Rows from a figure dataset
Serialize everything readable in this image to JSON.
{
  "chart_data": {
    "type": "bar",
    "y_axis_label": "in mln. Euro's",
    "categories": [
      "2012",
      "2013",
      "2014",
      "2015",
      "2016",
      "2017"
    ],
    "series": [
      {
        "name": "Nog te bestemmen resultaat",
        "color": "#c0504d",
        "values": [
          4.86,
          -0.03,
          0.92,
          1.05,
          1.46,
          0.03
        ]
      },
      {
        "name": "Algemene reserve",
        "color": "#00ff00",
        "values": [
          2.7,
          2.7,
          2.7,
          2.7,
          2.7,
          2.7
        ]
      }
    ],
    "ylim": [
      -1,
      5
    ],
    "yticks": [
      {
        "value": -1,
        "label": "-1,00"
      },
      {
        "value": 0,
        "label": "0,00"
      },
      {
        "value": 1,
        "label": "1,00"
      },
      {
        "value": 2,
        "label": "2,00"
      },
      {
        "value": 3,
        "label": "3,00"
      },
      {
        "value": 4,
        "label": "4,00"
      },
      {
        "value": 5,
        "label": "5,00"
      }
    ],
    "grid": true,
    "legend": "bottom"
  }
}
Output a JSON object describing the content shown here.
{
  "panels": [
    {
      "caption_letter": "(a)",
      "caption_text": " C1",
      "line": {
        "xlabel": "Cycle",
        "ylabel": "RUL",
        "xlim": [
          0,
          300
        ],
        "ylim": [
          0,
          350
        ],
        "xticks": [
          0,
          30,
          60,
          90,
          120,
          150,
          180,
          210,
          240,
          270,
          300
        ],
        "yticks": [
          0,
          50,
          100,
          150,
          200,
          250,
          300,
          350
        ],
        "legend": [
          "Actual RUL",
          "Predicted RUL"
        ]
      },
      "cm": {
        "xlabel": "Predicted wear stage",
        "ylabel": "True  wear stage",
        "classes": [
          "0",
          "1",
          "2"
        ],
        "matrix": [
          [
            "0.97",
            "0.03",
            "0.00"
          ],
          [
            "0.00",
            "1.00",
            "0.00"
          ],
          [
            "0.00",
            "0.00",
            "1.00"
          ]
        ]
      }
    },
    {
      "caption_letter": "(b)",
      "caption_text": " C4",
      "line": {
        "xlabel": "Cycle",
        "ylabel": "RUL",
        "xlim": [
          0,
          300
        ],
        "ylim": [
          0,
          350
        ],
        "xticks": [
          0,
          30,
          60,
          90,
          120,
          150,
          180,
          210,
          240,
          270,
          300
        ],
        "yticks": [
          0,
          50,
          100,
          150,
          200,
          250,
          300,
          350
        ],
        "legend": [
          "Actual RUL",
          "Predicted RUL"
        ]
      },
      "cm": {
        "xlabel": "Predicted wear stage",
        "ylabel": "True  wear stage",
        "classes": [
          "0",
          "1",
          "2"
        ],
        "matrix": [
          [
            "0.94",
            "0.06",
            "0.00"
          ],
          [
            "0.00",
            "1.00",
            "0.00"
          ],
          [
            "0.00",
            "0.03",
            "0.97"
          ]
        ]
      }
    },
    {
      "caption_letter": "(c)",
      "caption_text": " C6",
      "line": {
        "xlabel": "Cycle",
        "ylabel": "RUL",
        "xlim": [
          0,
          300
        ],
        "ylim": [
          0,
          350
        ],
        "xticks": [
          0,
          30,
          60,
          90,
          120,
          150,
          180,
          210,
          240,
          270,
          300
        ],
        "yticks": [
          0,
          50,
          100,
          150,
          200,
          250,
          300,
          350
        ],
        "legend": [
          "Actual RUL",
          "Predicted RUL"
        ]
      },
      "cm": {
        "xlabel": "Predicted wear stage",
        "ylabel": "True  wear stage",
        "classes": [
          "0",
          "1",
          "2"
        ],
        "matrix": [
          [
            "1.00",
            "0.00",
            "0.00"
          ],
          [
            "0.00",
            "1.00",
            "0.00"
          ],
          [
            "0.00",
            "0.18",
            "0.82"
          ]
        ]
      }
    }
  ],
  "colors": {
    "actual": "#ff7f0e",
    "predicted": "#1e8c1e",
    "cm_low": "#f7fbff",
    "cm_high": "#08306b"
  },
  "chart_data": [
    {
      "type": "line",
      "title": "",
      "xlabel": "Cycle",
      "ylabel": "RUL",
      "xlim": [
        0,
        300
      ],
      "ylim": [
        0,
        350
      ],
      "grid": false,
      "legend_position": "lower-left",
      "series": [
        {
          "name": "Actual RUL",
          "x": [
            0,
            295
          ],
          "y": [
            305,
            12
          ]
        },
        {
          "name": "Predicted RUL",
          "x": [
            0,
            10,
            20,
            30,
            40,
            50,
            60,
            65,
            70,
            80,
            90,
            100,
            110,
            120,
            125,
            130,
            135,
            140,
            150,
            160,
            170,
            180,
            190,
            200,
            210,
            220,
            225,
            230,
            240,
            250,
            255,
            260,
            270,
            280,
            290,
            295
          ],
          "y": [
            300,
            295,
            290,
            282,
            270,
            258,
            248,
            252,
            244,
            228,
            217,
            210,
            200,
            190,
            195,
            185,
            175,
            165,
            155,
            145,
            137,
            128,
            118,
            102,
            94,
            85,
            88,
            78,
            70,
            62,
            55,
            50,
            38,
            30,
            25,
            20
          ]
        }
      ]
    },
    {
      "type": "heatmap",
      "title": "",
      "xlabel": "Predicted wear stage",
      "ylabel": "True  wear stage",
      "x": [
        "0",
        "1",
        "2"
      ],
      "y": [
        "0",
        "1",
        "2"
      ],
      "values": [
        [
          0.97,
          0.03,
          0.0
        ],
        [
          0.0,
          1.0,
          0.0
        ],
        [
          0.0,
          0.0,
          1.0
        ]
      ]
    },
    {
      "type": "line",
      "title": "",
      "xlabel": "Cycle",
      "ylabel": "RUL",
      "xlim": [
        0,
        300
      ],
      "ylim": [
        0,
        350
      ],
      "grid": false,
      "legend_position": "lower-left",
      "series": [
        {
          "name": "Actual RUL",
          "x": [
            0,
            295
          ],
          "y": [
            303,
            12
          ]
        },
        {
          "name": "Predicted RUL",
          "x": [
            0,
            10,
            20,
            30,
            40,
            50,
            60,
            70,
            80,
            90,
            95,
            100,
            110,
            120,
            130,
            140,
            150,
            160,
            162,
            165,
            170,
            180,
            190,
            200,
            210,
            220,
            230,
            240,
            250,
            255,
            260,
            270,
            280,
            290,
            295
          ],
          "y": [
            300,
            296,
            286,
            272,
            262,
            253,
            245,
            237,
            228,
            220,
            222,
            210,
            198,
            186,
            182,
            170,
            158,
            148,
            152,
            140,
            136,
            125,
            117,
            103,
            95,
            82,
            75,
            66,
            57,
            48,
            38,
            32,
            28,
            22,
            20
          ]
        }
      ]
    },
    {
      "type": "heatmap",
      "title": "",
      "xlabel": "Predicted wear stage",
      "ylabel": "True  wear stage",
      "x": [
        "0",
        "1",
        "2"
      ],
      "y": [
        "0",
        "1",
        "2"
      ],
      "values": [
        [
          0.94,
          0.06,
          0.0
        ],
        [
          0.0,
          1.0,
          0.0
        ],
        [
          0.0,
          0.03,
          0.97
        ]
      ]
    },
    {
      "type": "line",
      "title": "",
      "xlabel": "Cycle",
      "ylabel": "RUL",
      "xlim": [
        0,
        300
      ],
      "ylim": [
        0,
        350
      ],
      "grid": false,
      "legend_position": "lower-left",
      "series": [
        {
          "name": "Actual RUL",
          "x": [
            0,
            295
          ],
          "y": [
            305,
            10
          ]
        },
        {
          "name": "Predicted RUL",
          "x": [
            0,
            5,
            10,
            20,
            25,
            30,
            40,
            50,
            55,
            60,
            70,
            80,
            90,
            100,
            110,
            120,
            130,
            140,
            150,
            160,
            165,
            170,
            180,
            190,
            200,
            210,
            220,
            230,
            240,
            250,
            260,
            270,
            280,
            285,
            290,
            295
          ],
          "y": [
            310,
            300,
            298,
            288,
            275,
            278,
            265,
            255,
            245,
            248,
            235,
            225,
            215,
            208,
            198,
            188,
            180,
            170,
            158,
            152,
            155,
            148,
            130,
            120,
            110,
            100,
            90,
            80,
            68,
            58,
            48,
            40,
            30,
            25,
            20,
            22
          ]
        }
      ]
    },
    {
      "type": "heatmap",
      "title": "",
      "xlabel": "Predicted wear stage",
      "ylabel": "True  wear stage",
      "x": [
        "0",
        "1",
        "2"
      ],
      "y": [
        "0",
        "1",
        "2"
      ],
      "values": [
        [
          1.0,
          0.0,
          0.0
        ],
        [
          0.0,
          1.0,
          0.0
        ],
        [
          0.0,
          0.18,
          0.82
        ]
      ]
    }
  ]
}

Written problem - Look for the word "JSON" in every line of the listing and copy the lines that have it.

Response -
Serialize everything readable in this image to JSON.
Output a JSON object describing the content shown here.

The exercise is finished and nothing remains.